**Material provided:**
******************************

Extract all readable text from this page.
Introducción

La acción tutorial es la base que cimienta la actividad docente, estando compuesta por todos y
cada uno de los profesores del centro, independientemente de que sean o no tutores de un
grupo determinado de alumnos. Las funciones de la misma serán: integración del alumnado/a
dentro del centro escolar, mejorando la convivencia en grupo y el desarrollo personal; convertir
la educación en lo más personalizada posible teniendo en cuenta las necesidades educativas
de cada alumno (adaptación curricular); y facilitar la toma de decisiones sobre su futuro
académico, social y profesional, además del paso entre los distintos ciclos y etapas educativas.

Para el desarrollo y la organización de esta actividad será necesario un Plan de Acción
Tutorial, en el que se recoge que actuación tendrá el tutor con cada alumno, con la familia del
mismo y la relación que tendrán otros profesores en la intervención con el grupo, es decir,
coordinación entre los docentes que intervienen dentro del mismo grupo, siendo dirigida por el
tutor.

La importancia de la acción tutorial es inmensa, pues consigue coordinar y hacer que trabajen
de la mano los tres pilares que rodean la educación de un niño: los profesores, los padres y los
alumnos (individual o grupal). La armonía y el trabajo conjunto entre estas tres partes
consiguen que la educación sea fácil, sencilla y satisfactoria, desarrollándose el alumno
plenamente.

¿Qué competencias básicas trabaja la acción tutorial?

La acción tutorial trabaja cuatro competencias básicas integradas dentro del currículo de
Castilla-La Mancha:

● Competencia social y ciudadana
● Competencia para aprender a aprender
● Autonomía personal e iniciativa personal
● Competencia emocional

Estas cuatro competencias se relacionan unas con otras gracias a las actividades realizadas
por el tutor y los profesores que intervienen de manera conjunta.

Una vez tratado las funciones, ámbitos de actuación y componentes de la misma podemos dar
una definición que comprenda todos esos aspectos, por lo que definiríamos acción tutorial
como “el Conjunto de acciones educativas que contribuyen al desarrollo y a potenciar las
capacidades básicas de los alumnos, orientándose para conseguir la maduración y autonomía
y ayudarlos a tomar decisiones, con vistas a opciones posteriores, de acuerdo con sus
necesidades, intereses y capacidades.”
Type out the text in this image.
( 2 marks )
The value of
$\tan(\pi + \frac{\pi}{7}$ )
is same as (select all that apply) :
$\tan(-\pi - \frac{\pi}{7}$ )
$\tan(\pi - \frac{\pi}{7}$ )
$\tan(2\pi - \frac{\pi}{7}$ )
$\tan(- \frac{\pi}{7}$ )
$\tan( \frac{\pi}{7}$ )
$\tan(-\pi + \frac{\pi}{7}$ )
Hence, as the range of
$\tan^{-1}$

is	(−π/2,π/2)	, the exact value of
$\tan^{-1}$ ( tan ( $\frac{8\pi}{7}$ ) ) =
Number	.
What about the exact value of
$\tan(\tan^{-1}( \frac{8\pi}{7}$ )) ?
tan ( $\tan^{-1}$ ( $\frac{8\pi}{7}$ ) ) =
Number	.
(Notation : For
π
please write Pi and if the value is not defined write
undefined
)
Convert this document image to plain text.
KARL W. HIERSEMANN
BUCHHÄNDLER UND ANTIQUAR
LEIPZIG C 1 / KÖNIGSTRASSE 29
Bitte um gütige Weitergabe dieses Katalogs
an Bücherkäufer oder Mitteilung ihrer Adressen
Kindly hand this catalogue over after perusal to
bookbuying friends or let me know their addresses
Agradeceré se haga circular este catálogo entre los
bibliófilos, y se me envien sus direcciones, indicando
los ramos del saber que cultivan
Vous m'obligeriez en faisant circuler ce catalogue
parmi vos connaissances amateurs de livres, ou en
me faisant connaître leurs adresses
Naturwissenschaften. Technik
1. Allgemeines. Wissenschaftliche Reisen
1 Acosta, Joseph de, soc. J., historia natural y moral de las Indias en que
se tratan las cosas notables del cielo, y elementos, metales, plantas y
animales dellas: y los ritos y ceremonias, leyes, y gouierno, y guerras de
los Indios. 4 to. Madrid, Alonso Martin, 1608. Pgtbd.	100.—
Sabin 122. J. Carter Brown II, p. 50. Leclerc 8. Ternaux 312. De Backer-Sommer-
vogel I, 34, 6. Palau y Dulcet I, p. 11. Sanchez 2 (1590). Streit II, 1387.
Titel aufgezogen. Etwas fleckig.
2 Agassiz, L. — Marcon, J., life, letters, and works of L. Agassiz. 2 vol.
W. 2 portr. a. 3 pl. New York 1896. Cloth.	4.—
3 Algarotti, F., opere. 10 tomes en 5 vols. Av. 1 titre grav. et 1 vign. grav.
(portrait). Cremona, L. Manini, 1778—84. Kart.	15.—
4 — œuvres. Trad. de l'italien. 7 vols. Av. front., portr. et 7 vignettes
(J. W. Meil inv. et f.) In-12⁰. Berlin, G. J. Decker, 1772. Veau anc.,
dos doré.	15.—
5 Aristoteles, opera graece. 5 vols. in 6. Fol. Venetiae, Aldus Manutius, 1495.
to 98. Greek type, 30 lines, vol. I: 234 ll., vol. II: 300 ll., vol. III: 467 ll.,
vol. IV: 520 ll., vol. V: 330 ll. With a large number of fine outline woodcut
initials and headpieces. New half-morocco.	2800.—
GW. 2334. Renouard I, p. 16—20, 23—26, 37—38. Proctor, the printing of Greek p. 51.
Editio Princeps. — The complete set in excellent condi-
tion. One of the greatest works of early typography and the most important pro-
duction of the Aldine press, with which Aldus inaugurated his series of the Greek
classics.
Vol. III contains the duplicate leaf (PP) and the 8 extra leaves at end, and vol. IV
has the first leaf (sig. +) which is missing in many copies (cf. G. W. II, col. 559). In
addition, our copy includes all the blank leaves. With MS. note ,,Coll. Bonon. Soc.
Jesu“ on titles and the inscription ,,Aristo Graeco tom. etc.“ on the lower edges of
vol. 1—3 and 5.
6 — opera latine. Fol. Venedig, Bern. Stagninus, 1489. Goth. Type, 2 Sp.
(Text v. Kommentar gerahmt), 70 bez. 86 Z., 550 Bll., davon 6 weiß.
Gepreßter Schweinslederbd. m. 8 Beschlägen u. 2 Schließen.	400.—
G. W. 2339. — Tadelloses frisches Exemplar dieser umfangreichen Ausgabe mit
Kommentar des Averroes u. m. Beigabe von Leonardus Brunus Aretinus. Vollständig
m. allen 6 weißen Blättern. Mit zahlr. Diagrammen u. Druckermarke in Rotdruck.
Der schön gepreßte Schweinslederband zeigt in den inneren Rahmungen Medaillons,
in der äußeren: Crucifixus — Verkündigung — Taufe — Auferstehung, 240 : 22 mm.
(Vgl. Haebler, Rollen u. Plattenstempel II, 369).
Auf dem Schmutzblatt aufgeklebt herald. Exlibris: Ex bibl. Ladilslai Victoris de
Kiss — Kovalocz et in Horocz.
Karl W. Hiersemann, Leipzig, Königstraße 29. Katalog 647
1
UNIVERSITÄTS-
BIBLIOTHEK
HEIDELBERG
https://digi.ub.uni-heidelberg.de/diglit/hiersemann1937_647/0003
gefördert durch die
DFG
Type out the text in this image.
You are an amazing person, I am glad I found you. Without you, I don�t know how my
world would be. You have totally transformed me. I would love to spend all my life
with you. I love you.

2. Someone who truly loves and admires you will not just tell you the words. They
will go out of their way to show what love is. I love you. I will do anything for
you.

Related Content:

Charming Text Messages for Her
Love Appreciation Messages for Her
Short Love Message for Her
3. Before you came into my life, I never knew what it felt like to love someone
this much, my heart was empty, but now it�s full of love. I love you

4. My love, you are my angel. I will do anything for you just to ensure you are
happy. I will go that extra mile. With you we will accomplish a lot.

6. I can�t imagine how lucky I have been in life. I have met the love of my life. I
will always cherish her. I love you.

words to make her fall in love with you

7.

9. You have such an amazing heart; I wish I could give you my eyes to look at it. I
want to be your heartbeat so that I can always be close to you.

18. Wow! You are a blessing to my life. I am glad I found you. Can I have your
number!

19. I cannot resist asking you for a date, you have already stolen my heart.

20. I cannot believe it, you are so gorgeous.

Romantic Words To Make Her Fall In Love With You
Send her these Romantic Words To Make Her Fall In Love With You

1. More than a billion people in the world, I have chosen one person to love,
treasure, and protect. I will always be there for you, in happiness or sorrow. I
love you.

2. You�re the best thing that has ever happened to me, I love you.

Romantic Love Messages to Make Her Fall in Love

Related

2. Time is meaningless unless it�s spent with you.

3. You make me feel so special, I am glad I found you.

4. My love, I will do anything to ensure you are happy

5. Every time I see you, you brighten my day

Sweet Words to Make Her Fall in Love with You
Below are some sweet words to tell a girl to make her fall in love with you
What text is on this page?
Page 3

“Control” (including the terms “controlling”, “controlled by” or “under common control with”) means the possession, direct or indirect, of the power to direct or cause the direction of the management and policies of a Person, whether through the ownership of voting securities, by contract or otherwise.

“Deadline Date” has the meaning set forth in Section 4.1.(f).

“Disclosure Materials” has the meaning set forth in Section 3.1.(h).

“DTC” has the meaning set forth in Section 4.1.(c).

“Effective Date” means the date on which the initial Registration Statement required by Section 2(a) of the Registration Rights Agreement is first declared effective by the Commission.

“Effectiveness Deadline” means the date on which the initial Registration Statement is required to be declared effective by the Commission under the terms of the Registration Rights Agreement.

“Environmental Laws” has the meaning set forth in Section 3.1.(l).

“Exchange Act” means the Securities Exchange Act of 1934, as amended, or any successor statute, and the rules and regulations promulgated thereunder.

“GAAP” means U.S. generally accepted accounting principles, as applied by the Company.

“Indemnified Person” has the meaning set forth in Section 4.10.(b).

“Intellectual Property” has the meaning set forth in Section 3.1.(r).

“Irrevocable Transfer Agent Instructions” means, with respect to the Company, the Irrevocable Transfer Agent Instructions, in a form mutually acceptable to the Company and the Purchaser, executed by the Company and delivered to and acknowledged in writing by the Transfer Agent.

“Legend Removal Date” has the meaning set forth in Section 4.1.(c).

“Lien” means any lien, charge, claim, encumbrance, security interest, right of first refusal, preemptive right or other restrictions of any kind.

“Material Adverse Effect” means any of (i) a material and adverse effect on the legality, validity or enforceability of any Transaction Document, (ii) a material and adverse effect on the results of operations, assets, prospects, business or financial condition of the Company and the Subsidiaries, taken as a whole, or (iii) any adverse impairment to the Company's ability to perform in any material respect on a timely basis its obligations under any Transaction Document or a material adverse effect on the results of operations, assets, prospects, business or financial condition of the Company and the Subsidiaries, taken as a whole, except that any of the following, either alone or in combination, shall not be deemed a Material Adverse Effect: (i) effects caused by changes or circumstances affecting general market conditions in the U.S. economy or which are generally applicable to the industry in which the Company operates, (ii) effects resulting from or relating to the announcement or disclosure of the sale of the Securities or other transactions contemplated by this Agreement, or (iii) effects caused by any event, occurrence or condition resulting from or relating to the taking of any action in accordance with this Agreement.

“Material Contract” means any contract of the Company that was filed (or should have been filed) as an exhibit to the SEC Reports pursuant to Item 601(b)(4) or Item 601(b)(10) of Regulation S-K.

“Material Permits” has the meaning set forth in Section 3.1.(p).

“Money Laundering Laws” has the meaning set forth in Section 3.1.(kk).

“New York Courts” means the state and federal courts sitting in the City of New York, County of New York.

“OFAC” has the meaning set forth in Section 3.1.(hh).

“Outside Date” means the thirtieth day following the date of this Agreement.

******************************

**To do:** In the lines above, find each one with "cada" and list it.

**Solution to the exercise:**
cada uno de los profesores del centro, independientemente de que sean o no tutores de un
de cada alumno (adaptación curricular); y facilitar la toma de decisiones sobre su futuro
Tutorial, en el que se recoge que actuación tendrá el tutor con cada alumno, con la familia del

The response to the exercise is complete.